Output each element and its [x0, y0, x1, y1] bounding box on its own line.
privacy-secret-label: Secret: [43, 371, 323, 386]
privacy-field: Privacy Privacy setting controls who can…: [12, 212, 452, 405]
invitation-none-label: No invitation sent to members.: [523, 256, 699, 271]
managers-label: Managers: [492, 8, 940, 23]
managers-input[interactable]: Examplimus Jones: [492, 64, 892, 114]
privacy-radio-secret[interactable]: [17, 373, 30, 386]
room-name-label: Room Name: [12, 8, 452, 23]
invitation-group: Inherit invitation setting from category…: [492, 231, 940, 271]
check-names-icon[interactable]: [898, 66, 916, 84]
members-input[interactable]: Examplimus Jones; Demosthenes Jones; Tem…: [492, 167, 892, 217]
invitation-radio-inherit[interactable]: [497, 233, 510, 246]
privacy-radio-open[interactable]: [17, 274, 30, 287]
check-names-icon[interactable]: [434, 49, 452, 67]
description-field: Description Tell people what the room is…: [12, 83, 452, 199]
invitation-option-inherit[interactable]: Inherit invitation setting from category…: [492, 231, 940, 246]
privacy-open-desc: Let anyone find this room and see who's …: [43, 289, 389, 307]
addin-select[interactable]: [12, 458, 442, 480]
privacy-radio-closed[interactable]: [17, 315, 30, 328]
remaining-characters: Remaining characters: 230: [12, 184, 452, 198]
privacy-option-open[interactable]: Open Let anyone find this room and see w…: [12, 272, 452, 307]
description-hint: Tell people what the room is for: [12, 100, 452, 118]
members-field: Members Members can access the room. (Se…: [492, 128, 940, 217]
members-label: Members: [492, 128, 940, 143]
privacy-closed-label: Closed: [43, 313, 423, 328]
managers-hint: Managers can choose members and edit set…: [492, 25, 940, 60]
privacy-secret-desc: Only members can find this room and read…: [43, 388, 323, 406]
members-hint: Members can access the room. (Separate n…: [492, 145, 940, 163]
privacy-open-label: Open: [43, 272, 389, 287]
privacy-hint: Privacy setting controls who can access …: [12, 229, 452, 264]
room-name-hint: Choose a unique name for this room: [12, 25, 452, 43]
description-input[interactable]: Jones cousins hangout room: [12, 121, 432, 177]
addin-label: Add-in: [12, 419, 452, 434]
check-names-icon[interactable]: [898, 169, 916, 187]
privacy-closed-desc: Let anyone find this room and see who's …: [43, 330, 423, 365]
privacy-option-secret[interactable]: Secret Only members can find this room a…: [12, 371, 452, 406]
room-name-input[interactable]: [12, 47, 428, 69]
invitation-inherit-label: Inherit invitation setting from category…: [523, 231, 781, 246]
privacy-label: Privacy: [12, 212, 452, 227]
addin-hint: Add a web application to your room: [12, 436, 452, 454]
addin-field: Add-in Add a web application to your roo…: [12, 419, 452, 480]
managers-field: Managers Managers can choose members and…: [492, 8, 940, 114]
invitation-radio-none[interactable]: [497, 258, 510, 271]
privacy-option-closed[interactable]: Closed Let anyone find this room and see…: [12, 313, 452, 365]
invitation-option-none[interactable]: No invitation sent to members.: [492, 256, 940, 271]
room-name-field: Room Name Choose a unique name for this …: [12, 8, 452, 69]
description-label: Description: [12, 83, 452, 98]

————

* _What this task involves_: Please revise the stretch from the start of the entries through the line containing "184, 452, 198]", putting "verify-names-icon" in place of "check-names-icon" and leaving everything else unchanged.

* _Exercise output_:
Output each element and its [x0, y0, x1, y1] bounding box on its own line.
privacy-secret-label: Secret: [43, 371, 323, 386]
privacy-field: Privacy Privacy setting controls who can…: [12, 212, 452, 405]
invitation-none-label: No invitation sent to members.: [523, 256, 699, 271]
managers-label: Managers: [492, 8, 940, 23]
managers-input[interactable]: Examplimus Jones: [492, 64, 892, 114]
privacy-radio-secret[interactable]: [17, 373, 30, 386]
room-name-label: Room Name: [12, 8, 452, 23]
invitation-group: Inherit invitation setting from category…: [492, 231, 940, 271]
verify-names-icon[interactable]: [898, 66, 916, 84]
members-input[interactable]: Examplimus Jones; Demosthenes Jones; Tem…: [492, 167, 892, 217]
invitation-radio-inherit[interactable]: [497, 233, 510, 246]
privacy-radio-open[interactable]: [17, 274, 30, 287]
verify-names-icon[interactable]: [434, 49, 452, 67]
description-field: Description Tell people what the room is…: [12, 83, 452, 199]
invitation-option-inherit[interactable]: Inherit invitation setting from category…: [492, 231, 940, 246]
privacy-open-desc: Let anyone find this room and see who's …: [43, 289, 389, 307]
addin-select[interactable]: [12, 458, 442, 480]
privacy-radio-closed[interactable]: [17, 315, 30, 328]
remaining-characters: Remaining characters: 230: [12, 184, 452, 198]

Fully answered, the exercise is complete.